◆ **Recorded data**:
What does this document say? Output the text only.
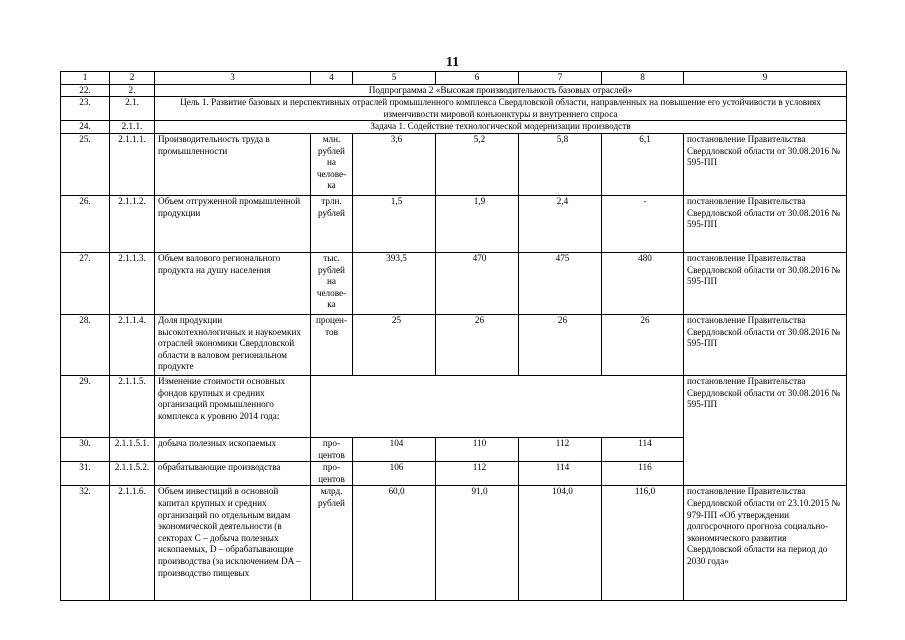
11
1	2	3	4	5	6	7	8	9
22.	2.	Подпрограмма 2 «Высокая производительность базовых отраслей»						
23.	2.1.	Цель 1. Развитие базовых и перспективных отраслей промышленного комплекса Свердловской области, направленных на повышение его устойчивости в условиях изменчивости мировой конъюнктуры и внутреннего спроса						
24.	2.1.1.	Задача 1. Содействие технологической модернизации производств						
25.	2.1.1.1.	Производительность труда в промышленности	млн. рублей на челове-ка	3,6	5,2	5,8	6,1	постановление Правительства Свердловской области от 30.08.2016 № 595-ПП
26.	2.1.1.2.	Объем отгруженной промышленной продукции	трлн. рублей	1,5	1,9	2,4	-	постановление Правительства Свердловской области от 30.08.2016 № 595-ПП
27.	2.1.1.3.	Объем валового регионального продукта на душу населения	тыс. рублей на челове-ка	393,5	470	475	480	постановление Правительства Свердловской области от 30.08.2016 № 595-ПП
28.	2.1.1.4.	Доля продукции высокотехнологичных и наукоемких отраслей экономики Свердловской области в валовом региональном продукте	процен-тов	25	26	26	26	постановление Правительства Свердловской области от 30.08.2016 № 595-ПП
29.	2.1.1.5.	Изменение стоимости основных фондов крупных и средних организаций промышленного комплекса к уровню 2014 года:						постановление Правительства Свердловской области от 30.08.2016 № 595-ПП
30.	2.1.1.5.1.	добыча полезных ископаемых	про-центов	104	110	112	114	
31.	2.1.1.5.2.	обрабатывающие производства	про-центов	106	112	114	116	
32.	2.1.1.6.	Объем инвестиций в основной капитал крупных и средних организаций по отдельным видам экономической деятельности (в секторах C – добыча полезных ископаемых, D – обрабатывающие производства (за исключением DA – производство пищевых	млрд. рублей	60,0	91,0	104,0	116,0	постановление Правительства Свердловской области от 23.10.2015 № 979-ПП «Об утверждении долгосрочного прогноза социально-экономического развития Свердловской области на период до 2030 года»
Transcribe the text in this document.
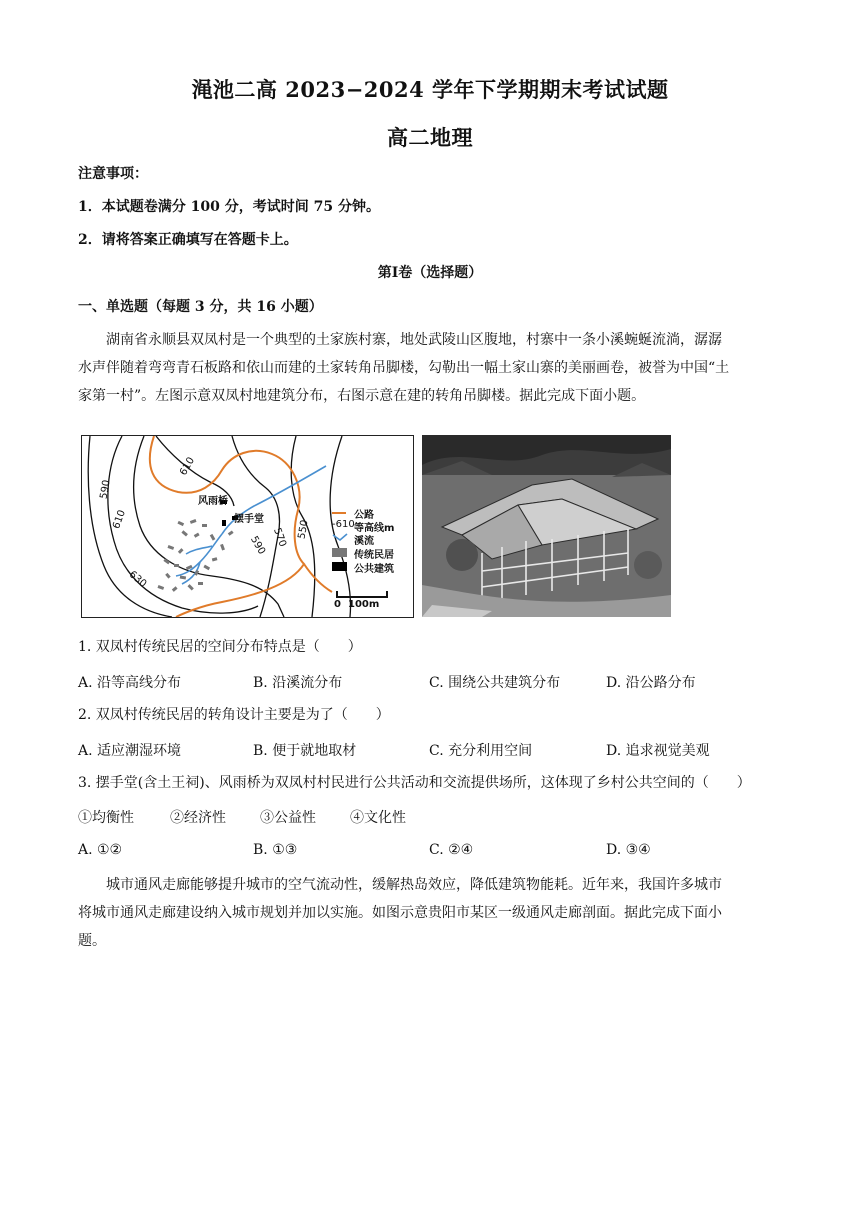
渑池二高 2023−2024 学年下学期期末考试试题
高二地理
注意事项：
1．本试题卷满分 100 分，考试时间 75 分钟。
2．请将答案正确填写在答题卡上。
第Ⅰ卷（选择题）
一、单选题（每题 3 分，共 16 小题）
湖南省永顺县双凤村是一个典型的土家族村寨，地处武陵山区腹地，村寨中一条小溪蜿蜒流淌，潺潺
水声伴随着弯弯青石板路和依山而建的土家转角吊脚楼，勾勒出一幅土家山寨的美丽画卷，被誉为中国“土
家第一村”。左图示意双凤村地建筑分布，右图示意在建的转角吊脚楼。据此完成下面小题。
610
590
610
630
590 570 550
风雨桥
摆手堂	公路
-610 等高线m
溪流
传统民居
公共建筑
0 100m
1. 双凤村传统民居的空间分布特点是（　　）
A. 沿等高线分布	B. 沿溪流分布	C. 围绕公共建筑分布	D. 沿公路分布
2. 双凤村传统民居的转角设计主要是为了（　　）
A. 适应潮湿环境	B. 便于就地取材	C. 充分利用空间	D. 追求视觉美观
3. 摆手堂(含土王祠)、风雨桥为双凤村村民进行公共活动和交流提供场所，这体现了乡村公共空间的（　　）
①均衡性	②经济性 ③公益性 ④文化性
A. ①②	B. ①③	C. ②④	D. ③④
城市通风走廊能够提升城市的空气流动性，缓解热岛效应，降低建筑物能耗。近年来，我国许多城市
将城市通风走廊建设纳入城市规划并加以实施。如图示意贵阳市某区一级通风走廊剖面。据此完成下面小
题。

◆ **Instruction**:
All lines from the one holding "Transcribe the text in this document." through the last line of the entries, and nothing else, are to be output exactly; leave out the pictures.

◆ **Exercise solution**:
Transcribe the text in this document.
渑池二高 2023−2024 学年下学期期末考试试题
高二地理
注意事项：
1．本试题卷满分 100 分，考试时间 75 分钟。
2．请将答案正确填写在答题卡上。
第Ⅰ卷（选择题）
一、单选题（每题 3 分，共 16 小题）
湖南省永顺县双凤村是一个典型的土家族村寨，地处武陵山区腹地，村寨中一条小溪蜿蜒流淌，潺潺
水声伴随着弯弯青石板路和依山而建的土家转角吊脚楼，勾勒出一幅土家山寨的美丽画卷，被誉为中国“土
家第一村”。左图示意双凤村地建筑分布，右图示意在建的转角吊脚楼。据此完成下面小题。
610
590
610
630
590 570 550
风雨桥
摆手堂	公路
-610 等高线m
溪流
传统民居
公共建筑
0 100m
1. 双凤村传统民居的空间分布特点是（　　）
A. 沿等高线分布	B. 沿溪流分布	C. 围绕公共建筑分布	D. 沿公路分布
2. 双凤村传统民居的转角设计主要是为了（　　）
A. 适应潮湿环境	B. 便于就地取材	C. 充分利用空间	D. 追求视觉美观
3. 摆手堂(含土王祠)、风雨桥为双凤村村民进行公共活动和交流提供场所，这体现了乡村公共空间的（　　）
①均衡性	②经济性 ③公益性 ④文化性
A. ①②	B. ①③	C. ②④	D. ③④
城市通风走廊能够提升城市的空气流动性，缓解热岛效应，降低建筑物能耗。近年来，我国许多城市
将城市通风走廊建设纳入城市规划并加以实施。如图示意贵阳市某区一级通风走廊剖面。据此完成下面小
题。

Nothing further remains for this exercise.